TASK TO CARRY OUT:
Convert the records from the line with "Give me the" to the line with "document-read-icon: [318, 150, 428, 285]" into a two-column CSV with the columns instruction and output. Each request gets one row, with its text and its answer each in a single quoted field and line breaks replaced by spaces.

TASK DATA:
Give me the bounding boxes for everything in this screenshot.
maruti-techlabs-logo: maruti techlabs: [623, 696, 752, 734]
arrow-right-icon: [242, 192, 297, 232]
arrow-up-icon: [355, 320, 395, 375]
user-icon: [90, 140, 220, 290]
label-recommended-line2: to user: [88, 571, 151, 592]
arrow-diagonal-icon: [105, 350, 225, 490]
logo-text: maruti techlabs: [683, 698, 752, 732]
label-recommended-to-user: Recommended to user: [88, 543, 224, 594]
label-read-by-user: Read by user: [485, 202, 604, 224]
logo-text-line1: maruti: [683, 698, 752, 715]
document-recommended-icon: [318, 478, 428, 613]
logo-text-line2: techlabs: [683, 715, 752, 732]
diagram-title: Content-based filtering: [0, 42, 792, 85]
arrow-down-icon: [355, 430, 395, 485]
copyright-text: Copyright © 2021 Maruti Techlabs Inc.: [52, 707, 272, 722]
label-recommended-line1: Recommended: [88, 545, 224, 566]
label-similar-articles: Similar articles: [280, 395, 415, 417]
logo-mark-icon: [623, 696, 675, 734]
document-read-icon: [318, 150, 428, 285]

--

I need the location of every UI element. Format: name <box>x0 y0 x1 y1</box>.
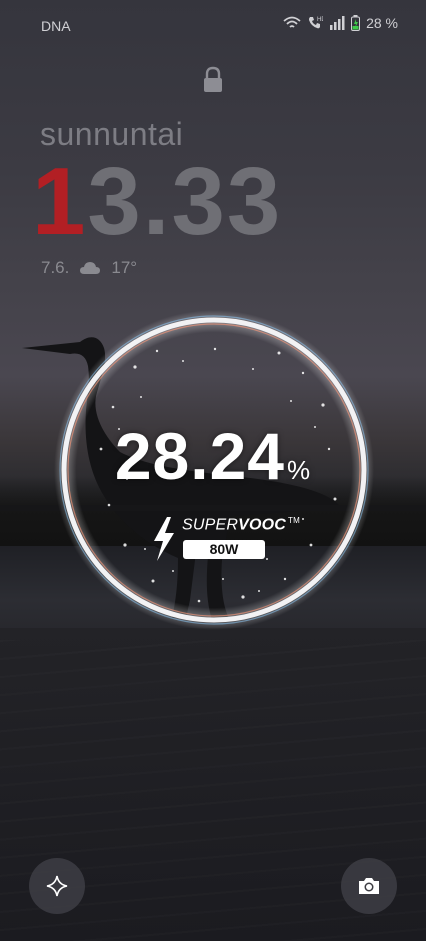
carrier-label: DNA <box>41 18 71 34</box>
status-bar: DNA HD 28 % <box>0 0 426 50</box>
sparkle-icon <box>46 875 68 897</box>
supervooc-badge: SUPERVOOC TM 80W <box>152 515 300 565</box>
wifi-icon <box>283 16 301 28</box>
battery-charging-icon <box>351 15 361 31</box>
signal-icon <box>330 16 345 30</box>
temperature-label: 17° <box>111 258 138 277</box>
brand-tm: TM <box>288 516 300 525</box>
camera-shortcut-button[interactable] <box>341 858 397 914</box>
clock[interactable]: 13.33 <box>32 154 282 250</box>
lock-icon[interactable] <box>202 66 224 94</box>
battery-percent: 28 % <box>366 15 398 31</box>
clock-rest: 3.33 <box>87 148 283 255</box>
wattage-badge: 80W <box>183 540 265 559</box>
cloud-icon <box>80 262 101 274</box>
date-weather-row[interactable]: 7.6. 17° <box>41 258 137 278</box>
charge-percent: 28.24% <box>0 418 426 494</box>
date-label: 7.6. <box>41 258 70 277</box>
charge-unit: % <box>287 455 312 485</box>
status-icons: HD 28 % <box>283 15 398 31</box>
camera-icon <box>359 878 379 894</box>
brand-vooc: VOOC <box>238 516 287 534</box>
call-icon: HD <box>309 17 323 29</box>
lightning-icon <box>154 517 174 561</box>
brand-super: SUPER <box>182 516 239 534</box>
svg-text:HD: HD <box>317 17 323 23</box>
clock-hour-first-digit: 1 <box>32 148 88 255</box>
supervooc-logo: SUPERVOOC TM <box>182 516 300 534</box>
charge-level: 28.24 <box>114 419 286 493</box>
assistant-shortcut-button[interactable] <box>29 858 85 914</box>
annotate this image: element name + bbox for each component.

...

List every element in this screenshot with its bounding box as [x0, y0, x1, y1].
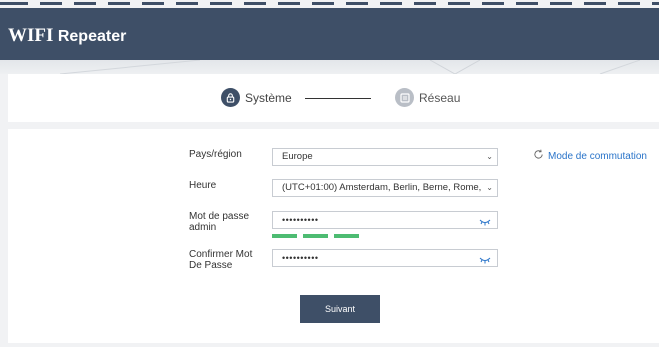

RESPONSE TO THIS TASK:
instruction,output
"Give me the bounding boxes for everything in this screenshot.","maruti-techlabs-logo: maruti techlabs: [623, 696, 752, 734] arrow-right-icon: [242, 192, 297, 232] arrow-up-icon: [355, 320, 395, 375] user-icon: [90, 140, 220, 290] label-recommended-line2: to user: [88, 571, 151, 592] arrow-diagonal-icon: [105, 350, 225, 490] logo-text: maruti techlabs: [683, 698, 752, 732] label-recommended-to-user: Recommended to user: [88, 543, 224, 594] label-read-by-user: Read by user: [485, 202, 604, 224] logo-text-line1: maruti: [683, 698, 752, 715] document-recommended-icon: [318, 478, 428, 613] logo-text-line2: techlabs: [683, 715, 752, 732] diagram-title: Content-based filtering: [0, 42, 792, 85] arrow-down-icon: [355, 430, 395, 485] copyright-text: Copyright © 2021 Maruti Techlabs Inc.: [52, 707, 272, 722] label-recommended-line1: Recommended: [88, 545, 224, 566] label-similar-articles: Similar articles: [280, 395, 415, 417] logo-mark-icon: [623, 696, 675, 734] document-read-icon: [318, 150, 428, 285]"